Start Data listing

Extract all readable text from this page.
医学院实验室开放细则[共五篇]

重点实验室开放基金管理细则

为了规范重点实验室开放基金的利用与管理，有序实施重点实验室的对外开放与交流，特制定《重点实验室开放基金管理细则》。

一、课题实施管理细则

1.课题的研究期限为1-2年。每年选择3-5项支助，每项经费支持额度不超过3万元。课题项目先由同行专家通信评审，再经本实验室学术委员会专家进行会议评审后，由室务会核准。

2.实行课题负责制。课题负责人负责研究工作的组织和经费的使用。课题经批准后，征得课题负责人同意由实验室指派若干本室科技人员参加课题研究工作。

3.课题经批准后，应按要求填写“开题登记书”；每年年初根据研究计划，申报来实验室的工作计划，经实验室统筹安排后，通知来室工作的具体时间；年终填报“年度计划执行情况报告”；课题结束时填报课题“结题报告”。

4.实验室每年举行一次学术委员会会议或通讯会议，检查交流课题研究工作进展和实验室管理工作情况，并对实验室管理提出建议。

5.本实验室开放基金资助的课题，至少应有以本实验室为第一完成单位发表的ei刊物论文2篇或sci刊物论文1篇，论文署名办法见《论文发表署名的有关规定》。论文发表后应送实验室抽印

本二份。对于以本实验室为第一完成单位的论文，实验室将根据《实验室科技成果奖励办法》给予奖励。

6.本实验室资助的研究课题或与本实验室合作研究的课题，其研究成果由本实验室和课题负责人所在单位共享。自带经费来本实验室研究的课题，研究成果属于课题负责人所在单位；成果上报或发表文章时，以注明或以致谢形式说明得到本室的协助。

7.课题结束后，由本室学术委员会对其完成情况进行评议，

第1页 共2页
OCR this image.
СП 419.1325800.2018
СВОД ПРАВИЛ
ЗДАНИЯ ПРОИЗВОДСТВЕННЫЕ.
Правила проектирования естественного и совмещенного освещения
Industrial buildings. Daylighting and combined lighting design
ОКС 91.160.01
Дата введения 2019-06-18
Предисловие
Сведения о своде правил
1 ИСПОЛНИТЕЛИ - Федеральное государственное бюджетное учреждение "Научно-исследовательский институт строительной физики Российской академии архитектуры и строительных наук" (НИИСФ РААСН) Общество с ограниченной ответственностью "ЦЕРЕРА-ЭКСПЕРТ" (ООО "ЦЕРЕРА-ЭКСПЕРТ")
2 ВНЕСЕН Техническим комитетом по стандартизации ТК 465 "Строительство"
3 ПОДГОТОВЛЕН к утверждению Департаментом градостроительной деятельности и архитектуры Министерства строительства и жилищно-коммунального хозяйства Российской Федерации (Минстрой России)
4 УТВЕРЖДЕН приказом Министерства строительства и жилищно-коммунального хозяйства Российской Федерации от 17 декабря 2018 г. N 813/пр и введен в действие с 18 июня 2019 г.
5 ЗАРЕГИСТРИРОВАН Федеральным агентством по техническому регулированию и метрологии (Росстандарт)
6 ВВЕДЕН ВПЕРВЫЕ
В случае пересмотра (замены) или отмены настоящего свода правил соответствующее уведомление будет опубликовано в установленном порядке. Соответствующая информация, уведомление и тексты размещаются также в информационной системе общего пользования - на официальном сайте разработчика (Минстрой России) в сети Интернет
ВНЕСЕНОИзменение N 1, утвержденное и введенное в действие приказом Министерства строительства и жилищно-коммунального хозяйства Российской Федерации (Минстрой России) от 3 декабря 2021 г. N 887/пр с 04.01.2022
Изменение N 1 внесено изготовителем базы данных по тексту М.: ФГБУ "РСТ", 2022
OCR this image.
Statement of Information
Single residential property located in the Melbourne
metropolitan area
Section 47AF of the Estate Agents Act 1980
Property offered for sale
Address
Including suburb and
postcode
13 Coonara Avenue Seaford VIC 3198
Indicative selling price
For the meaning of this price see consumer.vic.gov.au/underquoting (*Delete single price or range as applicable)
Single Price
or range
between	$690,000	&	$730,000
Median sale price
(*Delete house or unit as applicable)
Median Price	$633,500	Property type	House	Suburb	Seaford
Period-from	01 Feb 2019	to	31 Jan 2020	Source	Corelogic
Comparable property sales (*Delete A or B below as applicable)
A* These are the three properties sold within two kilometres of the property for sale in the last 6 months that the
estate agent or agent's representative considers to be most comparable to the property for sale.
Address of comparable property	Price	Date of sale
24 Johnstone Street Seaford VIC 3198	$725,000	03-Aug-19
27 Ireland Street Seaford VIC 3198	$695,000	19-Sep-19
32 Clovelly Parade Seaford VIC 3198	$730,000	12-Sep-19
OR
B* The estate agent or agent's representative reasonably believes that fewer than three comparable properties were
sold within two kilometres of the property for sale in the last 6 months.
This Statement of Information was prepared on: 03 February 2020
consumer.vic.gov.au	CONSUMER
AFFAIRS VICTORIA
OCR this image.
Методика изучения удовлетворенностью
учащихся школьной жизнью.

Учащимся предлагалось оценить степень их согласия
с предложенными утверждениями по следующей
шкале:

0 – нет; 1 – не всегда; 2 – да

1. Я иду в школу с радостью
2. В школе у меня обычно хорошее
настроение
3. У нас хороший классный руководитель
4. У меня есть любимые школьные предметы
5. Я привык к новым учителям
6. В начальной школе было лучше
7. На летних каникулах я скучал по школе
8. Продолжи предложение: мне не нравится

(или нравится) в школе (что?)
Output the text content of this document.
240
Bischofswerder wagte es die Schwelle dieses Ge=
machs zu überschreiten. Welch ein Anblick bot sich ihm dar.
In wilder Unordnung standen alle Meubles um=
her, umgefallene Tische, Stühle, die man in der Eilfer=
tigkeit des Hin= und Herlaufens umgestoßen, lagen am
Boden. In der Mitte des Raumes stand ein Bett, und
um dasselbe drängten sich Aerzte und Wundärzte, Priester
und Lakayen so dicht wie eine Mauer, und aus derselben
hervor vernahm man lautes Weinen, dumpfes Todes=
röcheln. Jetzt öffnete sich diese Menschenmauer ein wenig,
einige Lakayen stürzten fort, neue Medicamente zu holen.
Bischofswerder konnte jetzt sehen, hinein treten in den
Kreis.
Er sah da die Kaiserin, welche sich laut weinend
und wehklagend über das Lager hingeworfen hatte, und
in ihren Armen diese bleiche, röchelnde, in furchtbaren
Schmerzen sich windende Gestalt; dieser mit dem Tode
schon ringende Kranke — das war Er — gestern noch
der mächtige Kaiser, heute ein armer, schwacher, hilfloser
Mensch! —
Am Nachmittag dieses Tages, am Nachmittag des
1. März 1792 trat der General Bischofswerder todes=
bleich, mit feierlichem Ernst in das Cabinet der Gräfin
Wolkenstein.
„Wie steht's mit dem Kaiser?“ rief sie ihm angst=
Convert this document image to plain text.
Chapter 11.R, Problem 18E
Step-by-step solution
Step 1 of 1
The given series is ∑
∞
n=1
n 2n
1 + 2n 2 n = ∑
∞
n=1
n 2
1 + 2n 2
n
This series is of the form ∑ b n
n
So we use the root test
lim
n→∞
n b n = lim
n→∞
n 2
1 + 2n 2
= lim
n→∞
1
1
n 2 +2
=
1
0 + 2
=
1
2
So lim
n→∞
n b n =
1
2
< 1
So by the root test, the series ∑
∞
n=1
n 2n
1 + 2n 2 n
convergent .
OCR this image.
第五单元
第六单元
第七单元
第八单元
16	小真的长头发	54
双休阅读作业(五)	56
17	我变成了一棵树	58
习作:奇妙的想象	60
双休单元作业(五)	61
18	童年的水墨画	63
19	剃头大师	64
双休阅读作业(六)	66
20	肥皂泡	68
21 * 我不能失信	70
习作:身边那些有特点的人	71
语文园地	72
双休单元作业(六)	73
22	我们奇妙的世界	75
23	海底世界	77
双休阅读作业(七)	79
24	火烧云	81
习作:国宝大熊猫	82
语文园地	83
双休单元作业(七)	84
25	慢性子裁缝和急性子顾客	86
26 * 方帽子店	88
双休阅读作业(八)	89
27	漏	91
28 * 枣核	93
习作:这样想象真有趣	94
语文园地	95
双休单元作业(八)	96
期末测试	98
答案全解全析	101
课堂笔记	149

End Data listing

### Objective
State the count of lines in the data holding the word "kilometres", adding nothing to it.

### Correct output
2